### EXERCISE OBJECTIVE
Which lines in the records below contain the word "coin"? Copy each of them.

### DATASET
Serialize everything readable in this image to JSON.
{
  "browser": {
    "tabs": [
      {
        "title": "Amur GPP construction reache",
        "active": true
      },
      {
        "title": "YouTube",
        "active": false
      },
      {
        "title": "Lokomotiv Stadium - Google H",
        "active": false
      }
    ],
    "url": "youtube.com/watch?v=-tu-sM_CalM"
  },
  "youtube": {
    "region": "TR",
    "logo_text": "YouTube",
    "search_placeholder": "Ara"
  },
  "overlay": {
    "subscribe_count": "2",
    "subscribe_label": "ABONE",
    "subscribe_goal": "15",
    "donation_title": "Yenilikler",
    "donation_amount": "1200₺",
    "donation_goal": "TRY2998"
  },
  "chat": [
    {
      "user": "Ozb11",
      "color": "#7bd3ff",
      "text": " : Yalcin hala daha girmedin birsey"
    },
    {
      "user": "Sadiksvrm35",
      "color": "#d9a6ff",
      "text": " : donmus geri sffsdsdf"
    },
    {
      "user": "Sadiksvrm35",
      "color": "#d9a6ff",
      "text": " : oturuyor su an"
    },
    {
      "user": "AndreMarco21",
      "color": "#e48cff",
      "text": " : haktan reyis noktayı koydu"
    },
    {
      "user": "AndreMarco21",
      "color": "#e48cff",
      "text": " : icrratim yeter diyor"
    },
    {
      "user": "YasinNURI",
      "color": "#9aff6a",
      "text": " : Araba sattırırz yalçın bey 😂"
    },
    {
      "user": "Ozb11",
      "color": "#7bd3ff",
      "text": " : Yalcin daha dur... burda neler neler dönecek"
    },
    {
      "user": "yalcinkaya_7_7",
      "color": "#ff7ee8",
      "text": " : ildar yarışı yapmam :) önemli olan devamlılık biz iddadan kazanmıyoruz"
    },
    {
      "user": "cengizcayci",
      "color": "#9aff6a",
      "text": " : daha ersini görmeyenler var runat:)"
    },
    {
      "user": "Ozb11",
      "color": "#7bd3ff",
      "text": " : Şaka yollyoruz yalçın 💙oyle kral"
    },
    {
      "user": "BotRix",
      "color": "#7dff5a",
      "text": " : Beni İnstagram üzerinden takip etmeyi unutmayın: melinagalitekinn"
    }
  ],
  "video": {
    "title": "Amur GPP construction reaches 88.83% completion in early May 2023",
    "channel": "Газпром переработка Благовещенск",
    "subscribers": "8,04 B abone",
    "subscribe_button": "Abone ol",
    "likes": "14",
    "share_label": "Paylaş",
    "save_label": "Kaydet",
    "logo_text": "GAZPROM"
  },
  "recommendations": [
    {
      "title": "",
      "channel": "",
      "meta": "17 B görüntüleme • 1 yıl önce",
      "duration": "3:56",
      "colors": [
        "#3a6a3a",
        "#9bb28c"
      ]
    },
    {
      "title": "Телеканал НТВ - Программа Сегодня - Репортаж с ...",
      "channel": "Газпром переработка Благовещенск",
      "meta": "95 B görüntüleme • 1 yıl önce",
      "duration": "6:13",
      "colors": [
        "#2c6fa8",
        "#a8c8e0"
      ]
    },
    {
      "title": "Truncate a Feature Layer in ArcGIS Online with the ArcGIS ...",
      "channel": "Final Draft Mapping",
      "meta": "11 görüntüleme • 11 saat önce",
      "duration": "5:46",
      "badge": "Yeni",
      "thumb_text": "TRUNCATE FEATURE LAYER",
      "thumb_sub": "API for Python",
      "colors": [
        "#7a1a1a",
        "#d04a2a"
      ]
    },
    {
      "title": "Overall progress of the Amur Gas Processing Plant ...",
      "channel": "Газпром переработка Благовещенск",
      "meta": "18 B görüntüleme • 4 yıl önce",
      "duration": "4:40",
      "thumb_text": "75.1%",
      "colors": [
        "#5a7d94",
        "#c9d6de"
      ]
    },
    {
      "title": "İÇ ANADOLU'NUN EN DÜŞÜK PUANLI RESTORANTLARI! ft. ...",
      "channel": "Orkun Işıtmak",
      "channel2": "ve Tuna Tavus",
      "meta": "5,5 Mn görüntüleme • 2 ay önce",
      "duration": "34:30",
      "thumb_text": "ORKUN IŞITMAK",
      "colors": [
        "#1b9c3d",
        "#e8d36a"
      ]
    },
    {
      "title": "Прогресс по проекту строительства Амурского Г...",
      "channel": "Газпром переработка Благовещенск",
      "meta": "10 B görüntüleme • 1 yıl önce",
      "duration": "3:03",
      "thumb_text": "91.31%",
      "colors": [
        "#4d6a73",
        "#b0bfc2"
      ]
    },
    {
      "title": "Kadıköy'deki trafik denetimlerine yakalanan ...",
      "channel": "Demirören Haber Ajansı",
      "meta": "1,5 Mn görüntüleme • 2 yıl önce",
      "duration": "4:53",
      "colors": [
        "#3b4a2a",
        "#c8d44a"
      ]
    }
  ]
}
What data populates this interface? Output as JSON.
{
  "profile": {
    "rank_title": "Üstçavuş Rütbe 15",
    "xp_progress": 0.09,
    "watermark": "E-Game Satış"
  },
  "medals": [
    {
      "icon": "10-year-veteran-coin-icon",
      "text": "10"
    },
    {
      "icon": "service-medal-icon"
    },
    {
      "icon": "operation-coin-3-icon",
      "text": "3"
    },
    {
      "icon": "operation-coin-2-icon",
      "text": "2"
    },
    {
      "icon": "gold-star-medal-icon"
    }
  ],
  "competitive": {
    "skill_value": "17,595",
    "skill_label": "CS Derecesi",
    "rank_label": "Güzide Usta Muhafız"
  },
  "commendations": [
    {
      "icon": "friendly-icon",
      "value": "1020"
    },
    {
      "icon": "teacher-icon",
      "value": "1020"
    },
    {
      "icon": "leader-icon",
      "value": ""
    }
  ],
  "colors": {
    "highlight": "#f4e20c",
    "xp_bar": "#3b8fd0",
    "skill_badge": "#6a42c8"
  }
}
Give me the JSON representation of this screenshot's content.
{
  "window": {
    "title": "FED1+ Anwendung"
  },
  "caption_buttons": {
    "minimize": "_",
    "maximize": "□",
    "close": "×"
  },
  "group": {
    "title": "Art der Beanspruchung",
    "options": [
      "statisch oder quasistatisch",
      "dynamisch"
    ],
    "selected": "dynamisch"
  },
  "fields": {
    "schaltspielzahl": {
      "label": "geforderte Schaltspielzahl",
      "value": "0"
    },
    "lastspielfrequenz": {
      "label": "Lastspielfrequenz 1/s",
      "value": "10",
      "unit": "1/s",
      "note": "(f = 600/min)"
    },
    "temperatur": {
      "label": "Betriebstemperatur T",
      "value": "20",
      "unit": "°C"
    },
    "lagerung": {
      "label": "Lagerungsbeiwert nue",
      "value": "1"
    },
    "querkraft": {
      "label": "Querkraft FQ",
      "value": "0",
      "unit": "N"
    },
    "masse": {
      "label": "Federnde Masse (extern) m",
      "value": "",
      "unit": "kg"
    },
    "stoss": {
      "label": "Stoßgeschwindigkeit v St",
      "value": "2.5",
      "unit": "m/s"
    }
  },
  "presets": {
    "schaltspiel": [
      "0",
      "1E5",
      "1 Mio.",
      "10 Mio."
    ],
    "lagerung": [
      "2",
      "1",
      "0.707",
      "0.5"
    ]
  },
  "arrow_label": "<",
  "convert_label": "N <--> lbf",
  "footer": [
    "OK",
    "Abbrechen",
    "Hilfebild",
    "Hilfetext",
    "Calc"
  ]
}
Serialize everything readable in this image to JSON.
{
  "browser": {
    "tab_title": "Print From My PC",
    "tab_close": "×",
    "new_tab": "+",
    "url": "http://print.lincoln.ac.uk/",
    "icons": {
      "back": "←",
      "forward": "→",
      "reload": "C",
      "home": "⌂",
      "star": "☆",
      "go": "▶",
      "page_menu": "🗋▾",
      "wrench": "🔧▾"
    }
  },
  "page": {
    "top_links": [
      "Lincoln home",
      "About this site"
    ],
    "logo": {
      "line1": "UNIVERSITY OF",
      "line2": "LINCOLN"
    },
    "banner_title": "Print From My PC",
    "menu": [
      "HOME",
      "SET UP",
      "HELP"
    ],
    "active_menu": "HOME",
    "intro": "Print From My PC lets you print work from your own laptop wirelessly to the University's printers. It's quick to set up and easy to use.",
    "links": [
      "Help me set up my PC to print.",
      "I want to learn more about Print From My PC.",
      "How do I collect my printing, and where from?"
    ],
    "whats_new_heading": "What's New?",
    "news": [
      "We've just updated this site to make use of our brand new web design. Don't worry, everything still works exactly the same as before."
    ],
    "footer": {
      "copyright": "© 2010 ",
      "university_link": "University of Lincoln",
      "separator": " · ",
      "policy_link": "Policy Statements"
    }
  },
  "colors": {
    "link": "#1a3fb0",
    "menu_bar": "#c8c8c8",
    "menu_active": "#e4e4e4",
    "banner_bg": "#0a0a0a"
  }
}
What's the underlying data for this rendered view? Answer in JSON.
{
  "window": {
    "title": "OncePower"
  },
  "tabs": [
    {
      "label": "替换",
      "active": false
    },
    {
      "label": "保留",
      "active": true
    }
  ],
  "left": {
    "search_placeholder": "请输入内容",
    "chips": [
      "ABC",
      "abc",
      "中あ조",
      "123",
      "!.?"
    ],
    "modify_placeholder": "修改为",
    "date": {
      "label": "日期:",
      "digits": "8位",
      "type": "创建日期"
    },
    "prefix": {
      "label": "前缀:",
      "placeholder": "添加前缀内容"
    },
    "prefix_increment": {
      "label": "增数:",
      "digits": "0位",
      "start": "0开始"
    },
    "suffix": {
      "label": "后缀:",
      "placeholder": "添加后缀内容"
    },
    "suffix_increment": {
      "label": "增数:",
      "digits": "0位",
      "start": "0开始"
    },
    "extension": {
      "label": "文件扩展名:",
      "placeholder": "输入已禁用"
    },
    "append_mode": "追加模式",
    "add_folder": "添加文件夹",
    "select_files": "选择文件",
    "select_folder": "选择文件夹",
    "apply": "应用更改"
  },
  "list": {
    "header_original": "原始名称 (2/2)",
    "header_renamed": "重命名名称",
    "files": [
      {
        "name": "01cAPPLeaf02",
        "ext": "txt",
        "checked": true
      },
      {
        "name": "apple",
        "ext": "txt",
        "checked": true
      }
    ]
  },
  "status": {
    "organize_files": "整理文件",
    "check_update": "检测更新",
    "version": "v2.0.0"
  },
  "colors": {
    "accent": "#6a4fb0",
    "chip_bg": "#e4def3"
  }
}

### WRITTEN SOLUTION
      "icon": "10-year-veteran-coin-icon",
      "icon": "operation-coin-3-icon",
      "icon": "operation-coin-2-icon",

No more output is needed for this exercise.